# Extracted information
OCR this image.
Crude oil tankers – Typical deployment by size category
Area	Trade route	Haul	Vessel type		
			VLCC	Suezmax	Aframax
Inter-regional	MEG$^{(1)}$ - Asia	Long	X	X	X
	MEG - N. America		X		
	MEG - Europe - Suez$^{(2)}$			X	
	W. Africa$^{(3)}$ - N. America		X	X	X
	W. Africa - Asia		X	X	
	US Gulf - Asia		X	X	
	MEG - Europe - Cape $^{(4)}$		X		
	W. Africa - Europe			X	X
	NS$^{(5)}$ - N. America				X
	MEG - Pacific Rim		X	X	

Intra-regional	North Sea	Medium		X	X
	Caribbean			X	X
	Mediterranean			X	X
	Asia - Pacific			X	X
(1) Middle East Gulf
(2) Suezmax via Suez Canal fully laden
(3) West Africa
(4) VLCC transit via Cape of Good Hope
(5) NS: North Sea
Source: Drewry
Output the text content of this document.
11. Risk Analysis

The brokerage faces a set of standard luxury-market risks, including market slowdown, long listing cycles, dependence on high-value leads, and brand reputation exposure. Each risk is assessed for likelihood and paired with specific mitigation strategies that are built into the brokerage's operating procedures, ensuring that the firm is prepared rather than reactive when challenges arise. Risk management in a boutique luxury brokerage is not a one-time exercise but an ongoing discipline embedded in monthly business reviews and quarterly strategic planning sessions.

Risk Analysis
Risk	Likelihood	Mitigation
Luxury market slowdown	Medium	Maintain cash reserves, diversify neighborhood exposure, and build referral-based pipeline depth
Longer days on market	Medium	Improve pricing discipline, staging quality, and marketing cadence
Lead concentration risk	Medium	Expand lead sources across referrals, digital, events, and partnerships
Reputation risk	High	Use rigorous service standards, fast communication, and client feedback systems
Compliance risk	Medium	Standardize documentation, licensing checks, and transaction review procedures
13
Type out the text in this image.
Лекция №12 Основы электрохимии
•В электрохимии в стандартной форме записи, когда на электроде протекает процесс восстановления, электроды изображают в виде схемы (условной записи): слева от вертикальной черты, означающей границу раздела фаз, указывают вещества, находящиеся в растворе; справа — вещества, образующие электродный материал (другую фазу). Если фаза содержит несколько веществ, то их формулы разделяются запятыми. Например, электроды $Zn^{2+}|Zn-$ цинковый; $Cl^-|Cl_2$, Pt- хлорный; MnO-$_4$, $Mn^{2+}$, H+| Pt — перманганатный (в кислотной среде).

# What is asked
Print the material once more, exactly.

# Solution for this task
OCR this image.
Crude oil tankers – Typical deployment by size category
Area	Trade route	Haul	Vessel type		
			VLCC	Suezmax	Aframax
Inter-regional	MEG$^{(1)}$ - Asia	Long	X	X	X
	MEG - N. America		X		
	MEG - Europe - Suez$^{(2)}$			X	
	W. Africa$^{(3)}$ - N. America		X	X	X
	W. Africa - Asia		X	X	
	US Gulf - Asia		X	X	
	MEG - Europe - Cape $^{(4)}$		X		
	W. Africa - Europe			X	X
	NS$^{(5)}$ - N. America				X
	MEG - Pacific Rim		X	X	

Intra-regional	North Sea	Medium		X	X
	Caribbean			X	X
	Mediterranean			X	X
	Asia - Pacific			X	X
(1) Middle East Gulf
(2) Suezmax via Suez Canal fully laden
(3) West Africa
(4) VLCC transit via Cape of Good Hope
(5) NS: North Sea
Source: Drewry
Output the text content of this document.
11. Risk Analysis

The brokerage faces a set of standard luxury-market risks, including market slowdown, long listing cycles, dependence on high-value leads, and brand reputation exposure. Each risk is assessed for likelihood and paired with specific mitigation strategies that are built into the brokerage's operating procedures, ensuring that the firm is prepared rather than reactive when challenges arise. Risk management in a boutique luxury brokerage is not a one-time exercise but an ongoing discipline embedded in monthly business reviews and quarterly strategic planning sessions.

Risk Analysis
Risk	Likelihood	Mitigation
Luxury market slowdown	Medium	Maintain cash reserves, diversify neighborhood exposure, and build referral-based pipeline depth
Longer days on market	Medium	Improve pricing discipline, staging quality, and marketing cadence
Lead concentration risk	Medium	Expand lead sources across referrals, digital, events, and partnerships
Reputation risk	High	Use rigorous service standards, fast communication, and client feedback systems
Compliance risk	Medium	Standardize documentation, licensing checks, and transaction review procedures
13
Type out the text in this image.
Лекция №12 Основы электрохимии
•В электрохимии в стандартной форме записи, когда на электроде протекает процесс восстановления, электроды изображают в виде схемы (условной записи): слева от вертикальной черты, означающей границу раздела фаз, указывают вещества, находящиеся в растворе; справа — вещества, образующие электродный материал (другую фазу). Если фаза содержит несколько веществ, то их формулы разделяются запятыми. Например, электроды $Zn^{2+}|Zn-$ цинковый; $Cl^-|Cl_2$, Pt- хлорный; MnO-$_4$, $Mn^{2+}$, H+| Pt — перманганатный (в кислотной среде).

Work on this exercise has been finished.